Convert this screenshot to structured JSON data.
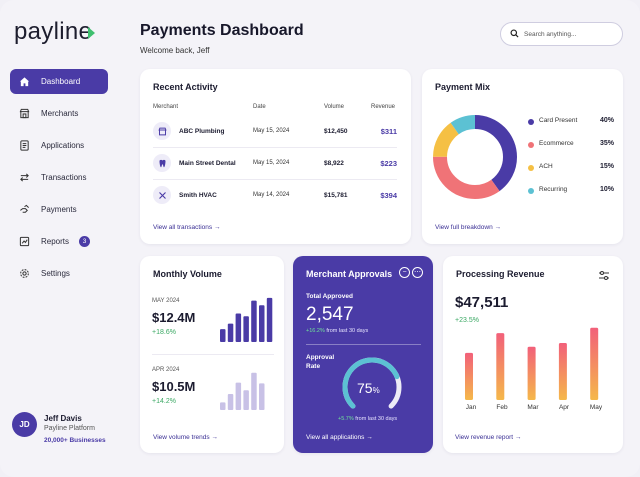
{
  "brand": {
    "name": "payline"
  },
  "header": {
    "title": "Payments Dashboard",
    "welcome": "Welcome back, Jeff",
    "search_placeholder": "Search anything..."
  },
  "sidebar": {
    "items": [
      {
        "label": "Dashboard",
        "icon": "home-icon",
        "active": true
      },
      {
        "label": "Merchants",
        "icon": "store-icon"
      },
      {
        "label": "Applications",
        "icon": "document-icon"
      },
      {
        "label": "Transactions",
        "icon": "transfer-icon"
      },
      {
        "label": "Payments",
        "icon": "payments-icon"
      },
      {
        "label": "Reports",
        "icon": "chart-icon",
        "badge": "3"
      },
      {
        "label": "Settings",
        "icon": "gear-icon"
      }
    ]
  },
  "user": {
    "initials": "JD",
    "name": "Jeff Davis",
    "org": "Payline Platform",
    "businesses": "20,000+ Businesses"
  },
  "recent_activity": {
    "title": "Recent Activity",
    "columns": [
      "Merchant",
      "Date",
      "Volume",
      "Revenue"
    ],
    "rows": [
      {
        "merchant": "ABC Plumbing",
        "date": "May 15, 2024",
        "volume": "$12,450",
        "revenue": "$311",
        "icon": "store-icon"
      },
      {
        "merchant": "Main Street Dental",
        "date": "May 15, 2024",
        "volume": "$8,922",
        "revenue": "$223",
        "icon": "tooth-icon"
      },
      {
        "merchant": "Smith HVAC",
        "date": "May 14, 2024",
        "volume": "$15,781",
        "revenue": "$394",
        "icon": "tools-icon"
      }
    ],
    "link": "View all transactions"
  },
  "payment_mix": {
    "title": "Payment Mix",
    "segments": [
      {
        "label": "Card Present",
        "percent": "40%",
        "value": 40,
        "color": "#4a3ba6"
      },
      {
        "label": "Ecommerce",
        "percent": "35%",
        "value": 35,
        "color": "#f07377"
      },
      {
        "label": "ACH",
        "percent": "15%",
        "value": 15,
        "color": "#f5c044"
      },
      {
        "label": "Recurring",
        "percent": "10%",
        "value": 10,
        "color": "#5cc1d3"
      }
    ],
    "link": "View full breakdown"
  },
  "monthly_volume": {
    "title": "Monthly Volume",
    "periods": [
      {
        "period": "MAY 2024",
        "value": "$12.4M",
        "change": "+18.6%",
        "bars": [
          0.28,
          0.4,
          0.62,
          0.56,
          0.9,
          0.8,
          0.96
        ],
        "color": "#4a3ba6"
      },
      {
        "period": "APR 2024",
        "value": "$10.5M",
        "change": "+14.2%",
        "bars": [
          0.2,
          0.42,
          0.72,
          0.52,
          0.98,
          0.7
        ],
        "color": "#c8c1e6"
      }
    ],
    "link": "View volume trends"
  },
  "merchant_approvals": {
    "title": "Merchant Approvals",
    "total_label": "Total Approved",
    "total_value": "2,547",
    "total_change": "+16.2%",
    "total_note": "from last 30 days",
    "rate_label_1": "Approval",
    "rate_label_2": "Rate",
    "rate_value": "75",
    "rate_unit": "%",
    "rate_fraction": 0.75,
    "rate_change": "+5.7%",
    "rate_note": "from last 30 days",
    "link": "View all applications"
  },
  "processing_revenue": {
    "title": "Processing Revenue",
    "value": "$47,511",
    "change": "+23.5%",
    "months": [
      "Jan",
      "Feb",
      "Mar",
      "Apr",
      "May"
    ],
    "bar_levels": [
      0.62,
      0.88,
      0.7,
      0.75,
      0.95
    ],
    "link": "View revenue report"
  },
  "colors": {
    "accent": "#4a3ba6",
    "positive": "#3aa863"
  }
}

--------------------

→ **EXERCISE REQUIREMENTS**
Where a line in the entries holds "from", copy that line.

→ **EXERCISE OUTPUT**
    "total_note": "from last 30 days",
    "rate_note": "from last 30 days",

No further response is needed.